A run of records
[start]
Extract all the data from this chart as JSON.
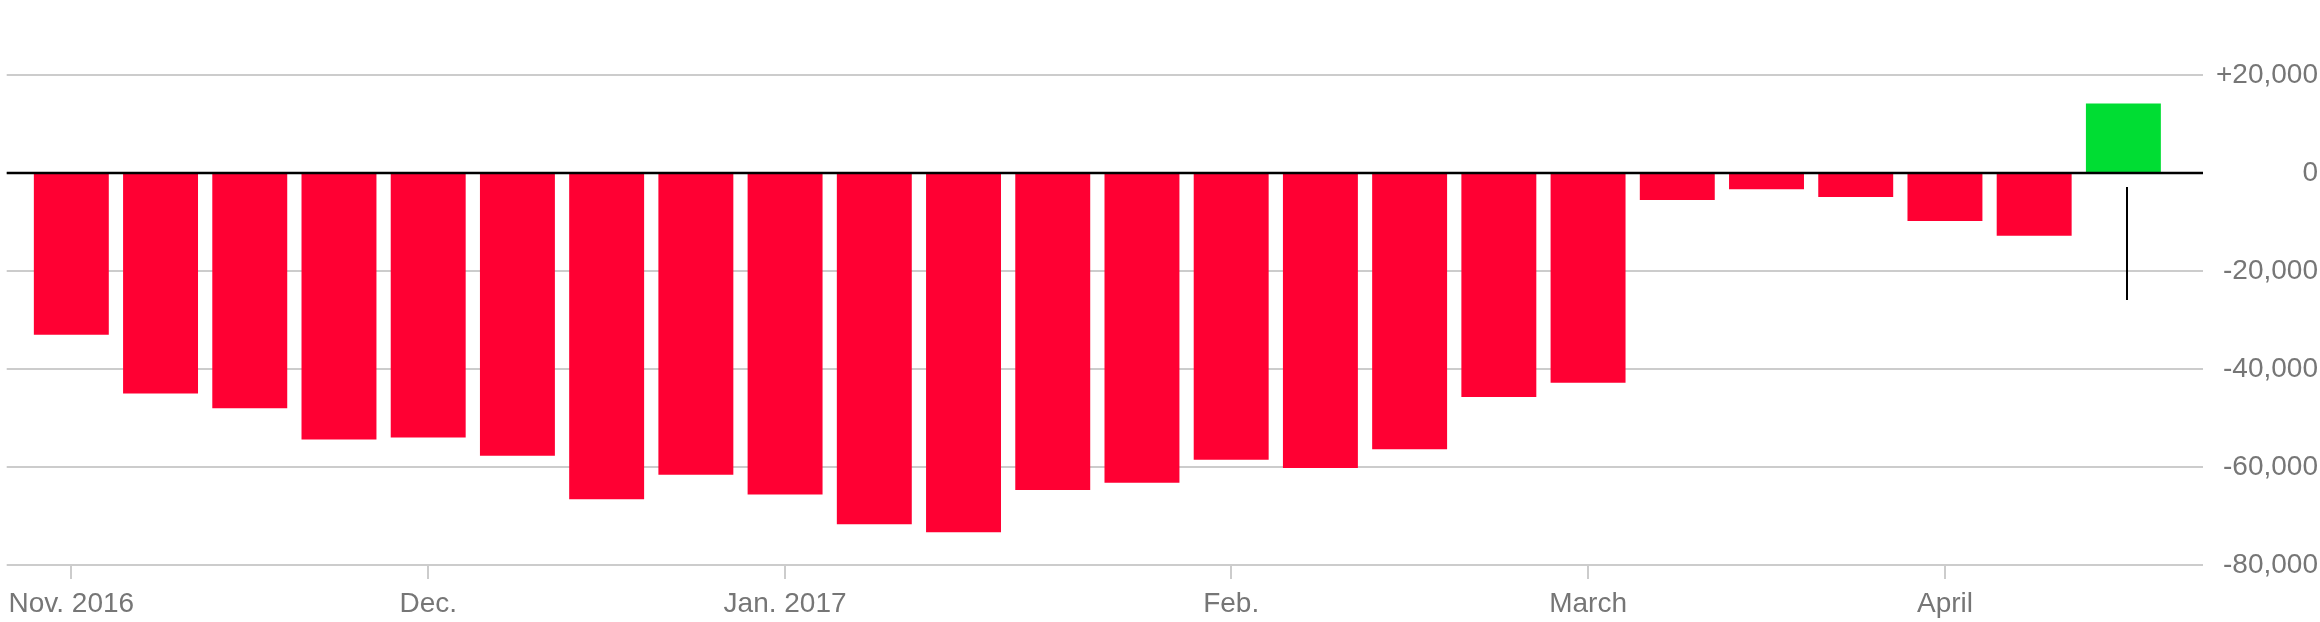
{
  "chart_data": {
    "type": "bar",
    "categories": [
      "Nov. 2016",
      null,
      null,
      null,
      "Dec.",
      null,
      null,
      null,
      "Jan. 2017",
      null,
      null,
      null,
      null,
      "Feb.",
      null,
      null,
      null,
      "March",
      null,
      null,
      null,
      "April",
      null,
      null
    ],
    "values": [
      -33000,
      -45000,
      -48000,
      -54400,
      -54000,
      -57700,
      -66600,
      -61600,
      -65600,
      -71700,
      -73300,
      -64700,
      -63200,
      -58500,
      -60200,
      -56400,
      -45700,
      -42800,
      -5500,
      -3300,
      -4900,
      -9800,
      -12800,
      14200
    ],
    "colors": [
      "#ff0033",
      "#ff0033",
      "#ff0033",
      "#ff0033",
      "#ff0033",
      "#ff0033",
      "#ff0033",
      "#ff0033",
      "#ff0033",
      "#ff0033",
      "#ff0033",
      "#ff0033",
      "#ff0033",
      "#ff0033",
      "#ff0033",
      "#ff0033",
      "#ff0033",
      "#ff0033",
      "#ff0033",
      "#ff0033",
      "#ff0033",
      "#ff0033",
      "#ff0033",
      "#00dd33"
    ],
    "ylim": [
      -80000,
      20000
    ],
    "yticks": [
      {
        "value": 20000,
        "label": "+20,000"
      },
      0,
      {
        "value": -20000,
        "label": "-20,000"
      },
      {
        "value": -40000,
        "label": "-40,000"
      },
      {
        "value": -60000,
        "label": "-60,000"
      },
      {
        "value": -80000,
        "label": "-80,000"
      }
    ],
    "grid": "y",
    "legend": false,
    "ref_lines": [
      {
        "axis": "y",
        "value": 0,
        "color": "#000000"
      }
    ]
  }
}
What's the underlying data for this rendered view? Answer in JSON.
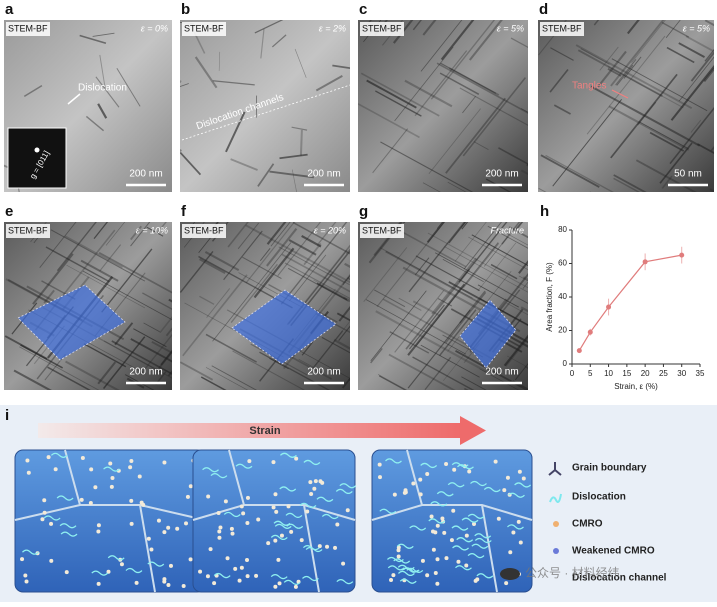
{
  "panels": [
    {
      "letter": "a",
      "detector": "STEM-BF",
      "strain": "ε = 0%",
      "scale_bar": "200 nm",
      "annotation": "Dislocation",
      "inset": "g = [011]"
    },
    {
      "letter": "b",
      "detector": "STEM-BF",
      "strain": "ε = 2%",
      "scale_bar": "200 nm",
      "annotation": "Dislocation channels"
    },
    {
      "letter": "c",
      "detector": "STEM-BF",
      "strain": "ε = 5%",
      "scale_bar": "200 nm"
    },
    {
      "letter": "d",
      "detector": "STEM-BF",
      "strain": "ε = 5%",
      "scale_bar": "50 nm",
      "annotation": "Tangles"
    },
    {
      "letter": "e",
      "detector": "STEM-BF",
      "strain": "ε = 10%",
      "scale_bar": "200 nm"
    },
    {
      "letter": "f",
      "detector": "STEM-BF",
      "strain": "ε = 20%",
      "scale_bar": "200 nm"
    },
    {
      "letter": "g",
      "detector": "STEM-BF",
      "strain": "Fracture",
      "scale_bar": "200 nm"
    }
  ],
  "chart_data": {
    "type": "line",
    "letter": "h",
    "x_label": "Strain, ε (%)",
    "y_label": "Area fraction, F (%)",
    "x": [
      2,
      5,
      10,
      20,
      30
    ],
    "values": [
      8,
      19,
      34,
      61,
      65
    ],
    "errors": [
      1,
      2,
      5,
      5,
      5
    ],
    "color": "#e07c7c",
    "xlim": [
      0,
      35
    ],
    "xticks": [
      0,
      5,
      10,
      15,
      20,
      25,
      30,
      35
    ],
    "ylim": [
      0,
      80
    ],
    "yticks": [
      0,
      20,
      40,
      60,
      80
    ]
  },
  "schematic": {
    "letter": "i",
    "arrow_label": "Strain",
    "legend": [
      "Grain boundary",
      "Dislocation",
      "CMRO",
      "Weakened CMRO",
      "Dislocation channel"
    ],
    "watermark": "公众号 · 材料经纬"
  }
}
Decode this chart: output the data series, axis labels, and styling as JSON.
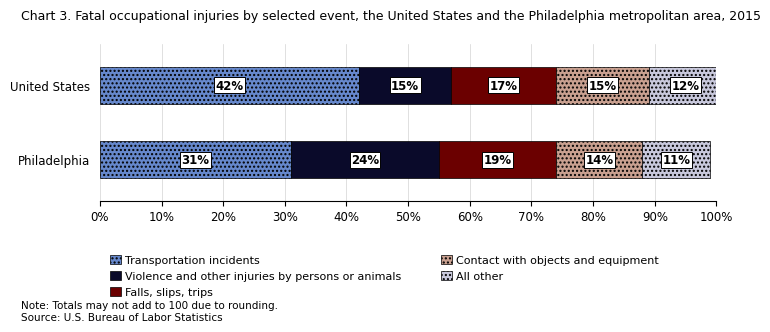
{
  "title": "Chart 3. Fatal occupational injuries by selected event, the United States and the Philadelphia metropolitan area, 2015",
  "categories": [
    "United States",
    "Philadelphia"
  ],
  "series": [
    {
      "label": "Transportation incidents",
      "values": [
        42,
        31
      ],
      "color": "#6688CC",
      "hatch": "...."
    },
    {
      "label": "Violence and other injuries by persons or animals",
      "values": [
        15,
        24
      ],
      "color": "#0A0A2A",
      "hatch": ""
    },
    {
      "label": "Falls, slips, trips",
      "values": [
        17,
        19
      ],
      "color": "#6B0000",
      "hatch": ""
    },
    {
      "label": "Contact with objects and equipment",
      "values": [
        15,
        14
      ],
      "color": "#C9A090",
      "hatch": "...."
    },
    {
      "label": "All other",
      "values": [
        12,
        11
      ],
      "color": "#C8C8DC",
      "hatch": "...."
    }
  ],
  "xlim": [
    0,
    100
  ],
  "xticks": [
    0,
    10,
    20,
    30,
    40,
    50,
    60,
    70,
    80,
    90,
    100
  ],
  "note": "Note: Totals may not add to 100 due to rounding.\nSource: U.S. Bureau of Labor Statistics",
  "bar_height": 0.5,
  "title_fontsize": 9,
  "label_fontsize": 8.5,
  "tick_fontsize": 8.5,
  "legend_fontsize": 8,
  "note_fontsize": 7.5
}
[end]
- [BRIEF]: Repeat the records above exactly, leaving out the pictures.

- [ANSWER BELOW]:
Extract all the data from this chart as JSON.
{
  "chart_data": {
    "type": "bar",
    "categories": [
      "Nov. 2016",
      null,
      null,
      null,
      "Dec.",
      null,
      null,
      null,
      "Jan. 2017",
      null,
      null,
      null,
      null,
      "Feb.",
      null,
      null,
      null,
      "March",
      null,
      null,
      null,
      "April",
      null,
      null
    ],
    "values": [
      -33000,
      -45000,
      -48000,
      -54400,
      -54000,
      -57700,
      -66600,
      -61600,
      -65600,
      -71700,
      -73300,
      -64700,
      -63200,
      -58500,
      -60200,
      -56400,
      -45700,
      -42800,
      -5500,
      -3300,
      -4900,
      -9800,
      -12800,
      14200
    ],
    "colors": [
      "#ff0033",
      "#ff0033",
      "#ff0033",
      "#ff0033",
      "#ff0033",
      "#ff0033",
      "#ff0033",
      "#ff0033",
      "#ff0033",
      "#ff0033",
      "#ff0033",
      "#ff0033",
      "#ff0033",
      "#ff0033",
      "#ff0033",
      "#ff0033",
      "#ff0033",
      "#ff0033",
      "#ff0033",
      "#ff0033",
      "#ff0033",
      "#ff0033",
      "#ff0033",
      "#00dd33"
    ],
    "ylim": [
      -80000,
      20000
    ],
    "yticks": [
      {
        "value": 20000,
        "label": "+20,000"
      },
      0,
      {
        "value": -20000,
        "label": "-20,000"
      },
      {
        "value": -40000,
        "label": "-40,000"
      },
      {
        "value": -60000,
        "label": "-60,000"
      },
      {
        "value": -80000,
        "label": "-80,000"
      }
    ],
    "grid": "y",
    "legend": false,
    "ref_lines": [
      {
        "axis": "y",
        "value": 0,
        "color": "#000000"
      }
    ]
  }
}
What's the underlying data for this rendered view? Answer in JSON.
{
  "panels": [
    {
      "letter": "a",
      "detector": "STEM-BF",
      "strain": "ε = 0%",
      "scale_bar": "200 nm",
      "annotation": "Dislocation",
      "inset": "g = [011]"
    },
    {
      "letter": "b",
      "detector": "STEM-BF",
      "strain": "ε = 2%",
      "scale_bar": "200 nm",
      "annotation": "Dislocation channels"
    },
    {
      "letter": "c",
      "detector": "STEM-BF",
      "strain": "ε = 5%",
      "scale_bar": "200 nm"
    },
    {
      "letter": "d",
      "detector": "STEM-BF",
      "strain": "ε = 5%",
      "scale_bar": "50 nm",
      "annotation": "Tangles"
    },
    {
      "letter": "e",
      "detector": "STEM-BF",
      "strain": "ε = 10%",
      "scale_bar": "200 nm"
    },
    {
      "letter": "f",
      "detector": "STEM-BF",
      "strain": "ε = 20%",
      "scale_bar": "200 nm"
    },
    {
      "letter": "g",
      "detector": "STEM-BF",
      "strain": "Fracture",
      "scale_bar": "200 nm"
    }
  ],
  "chart_data": {
    "type": "line",
    "letter": "h",
    "x_label": "Strain, ε (%)",
    "y_label": "Area fraction, F (%)",
    "x": [
      2,
      5,
      10,
      20,
      30
    ],
    "values": [
      8,
      19,
      34,
      61,
      65
    ],
    "errors": [
      1,
      2,
      5,
      5,
      5
    ],
    "color": "#e07c7c",
    "xlim": [
      0,
      35
    ],
    "xticks": [
      0,
      5,
      10,
      15,
      20,
      25,
      30,
      35
    ],
    "ylim": [
      0,
      80
    ],
    "yticks": [
      0,
      20,
      40,
      60,
      80
    ]
  },
  "schematic": {
    "letter": "i",
    "arrow_label": "Strain",
    "legend": [
      "Grain boundary",
      "Dislocation",
      "CMRO",
      "Weakened CMRO",
      "Dislocation channel"
    ],
    "watermark": "公众号 · 材料经纬"
  }
}
Decode this chart: output the data series, axis labels, and styling as JSON.
{
  "title": "Chart 3. Fatal occupational injuries by selected event, the United States and the Philadelphia metropolitan area, 2015",
  "categories": [
    "United States",
    "Philadelphia"
  ],
  "series": [
    {
      "label": "Transportation incidents",
      "values": [
        42,
        31
      ],
      "color": "#6688CC",
      "hatch": "...."
    },
    {
      "label": "Violence and other injuries by persons or animals",
      "values": [
        15,
        24
      ],
      "color": "#0A0A2A",
      "hatch": ""
    },
    {
      "label": "Falls, slips, trips",
      "values": [
        17,
        19
      ],
      "color": "#6B0000",
      "hatch": ""
    },
    {
      "label": "Contact with objects and equipment",
      "values": [
        15,
        14
      ],
      "color": "#C9A090",
      "hatch": "...."
    },
    {
      "label": "All other",
      "values": [
        12,
        11
      ],
      "color": "#C8C8DC",
      "hatch": "...."
    }
  ],
  "xlim": [
    0,
    100
  ],
  "xticks": [
    0,
    10,
    20,
    30,
    40,
    50,
    60,
    70,
    80,
    90,
    100
  ],
  "note": "Note: Totals may not add to 100 due to rounding.\nSource: U.S. Bureau of Labor Statistics",
  "bar_height": 0.5,
  "title_fontsize": 9,
  "label_fontsize": 8.5,
  "tick_fontsize": 8.5,
  "legend_fontsize": 8,
  "note_fontsize": 7.5
}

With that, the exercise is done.